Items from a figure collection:
+-------+

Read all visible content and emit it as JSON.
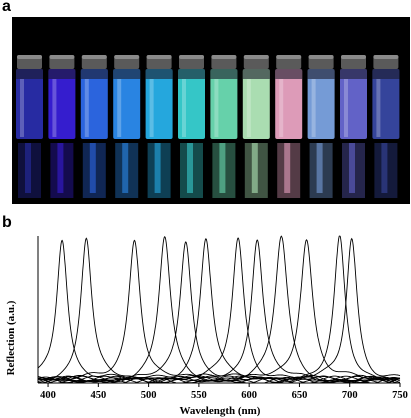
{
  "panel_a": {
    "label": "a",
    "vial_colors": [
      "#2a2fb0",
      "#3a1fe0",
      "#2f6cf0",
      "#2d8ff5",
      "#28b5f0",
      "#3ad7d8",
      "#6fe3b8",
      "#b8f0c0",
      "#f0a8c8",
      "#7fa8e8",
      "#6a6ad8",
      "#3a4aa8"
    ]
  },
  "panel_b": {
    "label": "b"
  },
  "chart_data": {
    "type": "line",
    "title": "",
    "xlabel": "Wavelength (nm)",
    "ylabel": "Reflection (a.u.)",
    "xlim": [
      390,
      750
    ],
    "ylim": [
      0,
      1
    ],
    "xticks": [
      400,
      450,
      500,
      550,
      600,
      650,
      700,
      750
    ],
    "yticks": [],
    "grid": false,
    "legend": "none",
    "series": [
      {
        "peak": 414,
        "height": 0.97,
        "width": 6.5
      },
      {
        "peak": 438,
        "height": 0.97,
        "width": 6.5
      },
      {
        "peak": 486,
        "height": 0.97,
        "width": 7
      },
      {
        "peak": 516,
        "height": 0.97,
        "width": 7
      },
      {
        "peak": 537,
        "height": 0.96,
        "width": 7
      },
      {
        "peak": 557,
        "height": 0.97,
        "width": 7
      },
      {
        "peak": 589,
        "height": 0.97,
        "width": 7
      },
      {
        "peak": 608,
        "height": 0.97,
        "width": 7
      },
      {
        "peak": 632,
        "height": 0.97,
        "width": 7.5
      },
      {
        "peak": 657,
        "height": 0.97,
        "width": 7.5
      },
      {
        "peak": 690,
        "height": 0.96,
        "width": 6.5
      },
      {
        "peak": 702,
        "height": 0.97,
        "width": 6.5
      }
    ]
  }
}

+-------+

▶ [Task requirements]:
Using the records above, copy every line that has the word "peak" in it.

▶ [Solution]:
        "peak": 414,
        "peak": 438,
        "peak": 486,
        "peak": 516,
        "peak": 537,
        "peak": 557,
        "peak": 589,
        "peak": 608,
        "peak": 632,
        "peak": 657,
        "peak": 690,
        "peak": 702,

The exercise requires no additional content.